STATED GOAL: Each line that follows should be printed again exactly as it stands.

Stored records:
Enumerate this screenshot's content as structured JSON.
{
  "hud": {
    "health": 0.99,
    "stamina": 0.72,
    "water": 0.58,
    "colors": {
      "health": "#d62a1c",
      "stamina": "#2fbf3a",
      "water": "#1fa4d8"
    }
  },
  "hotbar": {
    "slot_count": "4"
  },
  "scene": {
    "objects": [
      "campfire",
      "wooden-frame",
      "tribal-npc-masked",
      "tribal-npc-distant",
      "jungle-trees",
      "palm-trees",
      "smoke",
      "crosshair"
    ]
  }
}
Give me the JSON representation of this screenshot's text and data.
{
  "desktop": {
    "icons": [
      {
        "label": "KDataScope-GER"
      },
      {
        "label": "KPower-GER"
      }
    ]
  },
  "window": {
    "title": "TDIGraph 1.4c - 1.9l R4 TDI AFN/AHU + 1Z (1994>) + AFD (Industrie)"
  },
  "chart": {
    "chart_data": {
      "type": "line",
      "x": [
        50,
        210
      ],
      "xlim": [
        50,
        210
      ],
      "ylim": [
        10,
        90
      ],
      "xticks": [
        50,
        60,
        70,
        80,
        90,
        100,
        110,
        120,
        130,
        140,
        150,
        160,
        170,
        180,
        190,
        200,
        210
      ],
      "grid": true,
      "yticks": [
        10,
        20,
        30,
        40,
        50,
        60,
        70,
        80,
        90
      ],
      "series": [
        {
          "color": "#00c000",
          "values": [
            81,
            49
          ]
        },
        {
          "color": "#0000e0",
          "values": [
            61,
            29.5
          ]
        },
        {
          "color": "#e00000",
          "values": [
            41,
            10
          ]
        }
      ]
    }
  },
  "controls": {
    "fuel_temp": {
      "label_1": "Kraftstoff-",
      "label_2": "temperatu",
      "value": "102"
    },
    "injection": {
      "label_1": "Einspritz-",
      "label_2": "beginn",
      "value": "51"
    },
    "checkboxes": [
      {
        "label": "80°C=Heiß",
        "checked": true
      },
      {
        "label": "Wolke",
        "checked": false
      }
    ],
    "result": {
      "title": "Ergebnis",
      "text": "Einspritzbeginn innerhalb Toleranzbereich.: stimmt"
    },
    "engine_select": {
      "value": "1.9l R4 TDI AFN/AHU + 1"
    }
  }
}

FINISHED TASK:
Enumerate this screenshot's content as structured JSON.
{
  "hud": {
    "health": 0.99,
    "stamina": 0.72,
    "water": 0.58,
    "colors": {
      "health": "#d62a1c",
      "stamina": "#2fbf3a",
      "water": "#1fa4d8"
    }
  },
  "hotbar": {
    "slot_count": "4"
  },
  "scene": {
    "objects": [
      "campfire",
      "wooden-frame",
      "tribal-npc-masked",
      "tribal-npc-distant",
      "jungle-trees",
      "palm-trees",
      "smoke",
      "crosshair"
    ]
  }
}
Give me the JSON representation of this screenshot's text and data.
{
  "desktop": {
    "icons": [
      {
        "label": "KDataScope-GER"
      },
      {
        "label": "KPower-GER"
      }
    ]
  },
  "window": {
    "title": "TDIGraph 1.4c - 1.9l R4 TDI AFN/AHU + 1Z (1994>) + AFD (Industrie)"
  },
  "chart": {
    "chart_data": {
      "type": "line",
      "x": [
        50,
        210
      ],
      "xlim": [
        50,
        210
      ],
      "ylim": [
        10,
        90
      ],
      "xticks": [
        50,
        60,
        70,
        80,
        90,
        100,
        110,
        120,
        130,
        140,
        150,
        160,
        170,
        180,
        190,
        200,
        210
      ],
      "grid": true,
      "yticks": [
        10,
        20,
        30,
        40,
        50,
        60,
        70,
        80,
        90
      ],
      "series": [
        {
          "color": "#00c000",
          "values": [
            81,
            49
          ]
        },
        {
          "color": "#0000e0",
          "values": [
            61,
            29.5
          ]
        },
        {
          "color": "#e00000",
          "values": [
            41,
            10
          ]
        }
      ]
    }
  },
  "controls": {
    "fuel_temp": {
      "label_1": "Kraftstoff-",
      "label_2": "temperatu",
      "value": "102"
    },
    "injection": {
      "label_1": "Einspritz-",
      "label_2": "beginn",
      "value": "51"
    },
    "checkboxes": [
      {
        "label": "80°C=Heiß",
        "checked": true
      },
      {
        "label": "Wolke",
        "checked": false
      }
    ],
    "result": {
      "title": "Ergebnis",
      "text": "Einspritzbeginn innerhalb Toleranzbereich.: stimmt"
    },
    "engine_select": {
      "value": "1.9l R4 TDI AFN/AHU + 1"
    }
  }
}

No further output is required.